EXTRACTED RECORDS:
################

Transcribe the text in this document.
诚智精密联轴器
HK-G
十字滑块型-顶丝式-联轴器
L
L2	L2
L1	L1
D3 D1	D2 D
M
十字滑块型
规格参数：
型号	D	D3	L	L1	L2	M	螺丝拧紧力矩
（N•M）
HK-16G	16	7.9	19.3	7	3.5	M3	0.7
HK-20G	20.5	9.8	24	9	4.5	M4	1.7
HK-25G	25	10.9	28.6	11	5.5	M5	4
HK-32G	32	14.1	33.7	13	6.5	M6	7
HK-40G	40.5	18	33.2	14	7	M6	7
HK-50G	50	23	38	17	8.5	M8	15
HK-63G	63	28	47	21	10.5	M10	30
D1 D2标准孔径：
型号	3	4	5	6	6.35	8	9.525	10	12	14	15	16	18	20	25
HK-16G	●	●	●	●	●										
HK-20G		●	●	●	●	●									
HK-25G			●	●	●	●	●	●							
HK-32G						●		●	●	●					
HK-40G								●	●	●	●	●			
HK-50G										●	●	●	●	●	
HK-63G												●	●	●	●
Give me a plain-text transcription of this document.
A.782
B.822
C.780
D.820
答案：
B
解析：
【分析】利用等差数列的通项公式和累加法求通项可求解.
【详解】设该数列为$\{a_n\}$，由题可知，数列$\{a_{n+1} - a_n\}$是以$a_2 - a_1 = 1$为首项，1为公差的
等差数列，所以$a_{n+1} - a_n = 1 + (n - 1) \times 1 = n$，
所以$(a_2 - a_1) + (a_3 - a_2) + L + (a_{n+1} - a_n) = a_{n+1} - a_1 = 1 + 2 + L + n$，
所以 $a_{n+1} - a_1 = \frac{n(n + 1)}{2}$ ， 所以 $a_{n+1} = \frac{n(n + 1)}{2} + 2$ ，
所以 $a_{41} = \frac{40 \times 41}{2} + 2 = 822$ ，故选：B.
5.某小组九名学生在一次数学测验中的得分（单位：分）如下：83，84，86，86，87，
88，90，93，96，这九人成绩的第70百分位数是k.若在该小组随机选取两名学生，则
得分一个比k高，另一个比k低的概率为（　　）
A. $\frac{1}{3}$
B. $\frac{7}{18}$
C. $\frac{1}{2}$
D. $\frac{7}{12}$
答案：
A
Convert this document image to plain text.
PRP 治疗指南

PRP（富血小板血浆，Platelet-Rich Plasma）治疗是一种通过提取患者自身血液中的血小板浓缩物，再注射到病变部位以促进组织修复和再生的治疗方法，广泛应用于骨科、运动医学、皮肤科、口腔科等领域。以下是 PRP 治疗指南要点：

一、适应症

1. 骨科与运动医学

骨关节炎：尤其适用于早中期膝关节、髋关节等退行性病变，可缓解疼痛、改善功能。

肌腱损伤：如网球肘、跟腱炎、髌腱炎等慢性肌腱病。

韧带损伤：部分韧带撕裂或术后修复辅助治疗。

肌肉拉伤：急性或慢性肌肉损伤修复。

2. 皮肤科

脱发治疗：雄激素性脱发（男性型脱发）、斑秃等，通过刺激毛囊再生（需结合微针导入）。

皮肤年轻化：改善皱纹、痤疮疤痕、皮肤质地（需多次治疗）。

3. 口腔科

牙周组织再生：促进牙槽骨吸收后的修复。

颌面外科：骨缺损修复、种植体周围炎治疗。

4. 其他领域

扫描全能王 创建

################

AIM OF THE TASK: Give an exact repetition of all the material.

EXPECTED OUTPUT:
Transcribe the text in this document.
诚智精密联轴器
HK-G
十字滑块型-顶丝式-联轴器
L
L2	L2
L1	L1
D3 D1	D2 D
M
十字滑块型
规格参数：
型号	D	D3	L	L1	L2	M	螺丝拧紧力矩
（N•M）
HK-16G	16	7.9	19.3	7	3.5	M3	0.7
HK-20G	20.5	9.8	24	9	4.5	M4	1.7
HK-25G	25	10.9	28.6	11	5.5	M5	4
HK-32G	32	14.1	33.7	13	6.5	M6	7
HK-40G	40.5	18	33.2	14	7	M6	7
HK-50G	50	23	38	17	8.5	M8	15
HK-63G	63	28	47	21	10.5	M10	30
D1 D2标准孔径：
型号	3	4	5	6	6.35	8	9.525	10	12	14	15	16	18	20	25
HK-16G	●	●	●	●	●										
HK-20G		●	●	●	●	●									
HK-25G			●	●	●	●	●	●							
HK-32G						●		●	●	●					
HK-40G								●	●	●	●	●			
HK-50G										●	●	●	●	●	
HK-63G												●	●	●	●
Give me a plain-text transcription of this document.
A.782
B.822
C.780
D.820
答案：
B
解析：
【分析】利用等差数列的通项公式和累加法求通项可求解.
【详解】设该数列为$\{a_n\}$，由题可知，数列$\{a_{n+1} - a_n\}$是以$a_2 - a_1 = 1$为首项，1为公差的
等差数列，所以$a_{n+1} - a_n = 1 + (n - 1) \times 1 = n$，
所以$(a_2 - a_1) + (a_3 - a_2) + L + (a_{n+1} - a_n) = a_{n+1} - a_1 = 1 + 2 + L + n$，
所以 $a_{n+1} - a_1 = \frac{n(n + 1)}{2}$ ， 所以 $a_{n+1} = \frac{n(n + 1)}{2} + 2$ ，
所以 $a_{41} = \frac{40 \times 41}{2} + 2 = 822$ ，故选：B.
5.某小组九名学生在一次数学测验中的得分（单位：分）如下：83，84，86，86，87，
88，90，93，96，这九人成绩的第70百分位数是k.若在该小组随机选取两名学生，则
得分一个比k高，另一个比k低的概率为（　　）
A. $\frac{1}{3}$
B. $\frac{7}{18}$
C. $\frac{1}{2}$
D. $\frac{7}{12}$
答案：
A
Convert this document image to plain text.
PRP 治疗指南

PRP（富血小板血浆，Platelet-Rich Plasma）治疗是一种通过提取患者自身血液中的血小板浓缩物，再注射到病变部位以促进组织修复和再生的治疗方法，广泛应用于骨科、运动医学、皮肤科、口腔科等领域。以下是 PRP 治疗指南要点：

一、适应症

1. 骨科与运动医学

骨关节炎：尤其适用于早中期膝关节、髋关节等退行性病变，可缓解疼痛、改善功能。

肌腱损伤：如网球肘、跟腱炎、髌腱炎等慢性肌腱病。

韧带损伤：部分韧带撕裂或术后修复辅助治疗。

肌肉拉伤：急性或慢性肌肉损伤修复。

2. 皮肤科

脱发治疗：雄激素性脱发（男性型脱发）、斑秃等，通过刺激毛囊再生（需结合微针导入）。

皮肤年轻化：改善皱纹、痤疮疤痕、皮肤质地（需多次治疗）。

3. 口腔科

牙周组织再生：促进牙槽骨吸收后的修复。

颌面外科：骨缺损修复、种植体周围炎治疗。

4. 其他领域

扫描全能王 创建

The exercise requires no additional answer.